-- Recorded data --
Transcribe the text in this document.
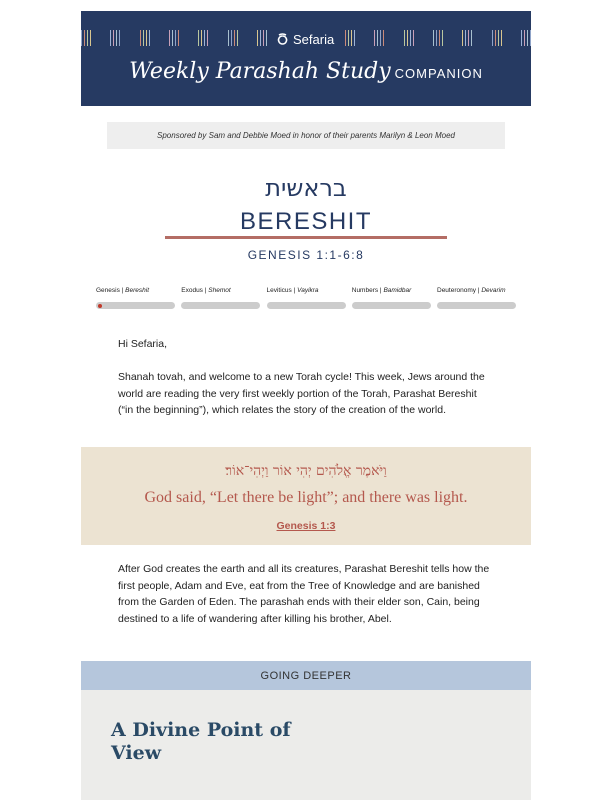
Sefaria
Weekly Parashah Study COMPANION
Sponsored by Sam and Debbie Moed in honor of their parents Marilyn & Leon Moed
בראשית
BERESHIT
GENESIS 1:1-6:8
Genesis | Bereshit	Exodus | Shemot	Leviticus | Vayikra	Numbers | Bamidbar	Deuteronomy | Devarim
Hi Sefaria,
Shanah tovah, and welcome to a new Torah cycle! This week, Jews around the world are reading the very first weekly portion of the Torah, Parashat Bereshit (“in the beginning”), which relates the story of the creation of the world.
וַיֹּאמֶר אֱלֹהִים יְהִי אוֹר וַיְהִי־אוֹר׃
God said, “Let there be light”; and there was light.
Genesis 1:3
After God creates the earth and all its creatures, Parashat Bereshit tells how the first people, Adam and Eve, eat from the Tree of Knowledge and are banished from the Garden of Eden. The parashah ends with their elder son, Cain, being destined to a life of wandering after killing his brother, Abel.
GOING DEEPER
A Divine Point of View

-- Exercise instructions --
Look through the data above. Copy every line with the string "first" in it.

-- The completed task --
Shanah tovah, and welcome to a new Torah cycle! This week, Jews around the world are reading the very first weekly portion of the Torah, Parashat Bereshit (“in the beginning”), which relates the story of the creation of the world.
After God creates the earth and all its creatures, Parashat Bereshit tells how the first people, Adam and Eve, eat from the Tree of Knowledge and are banished from the Garden of Eden. The parashah ends with their elder son, Cain, being destined to a life of wandering after killing his brother, Abel.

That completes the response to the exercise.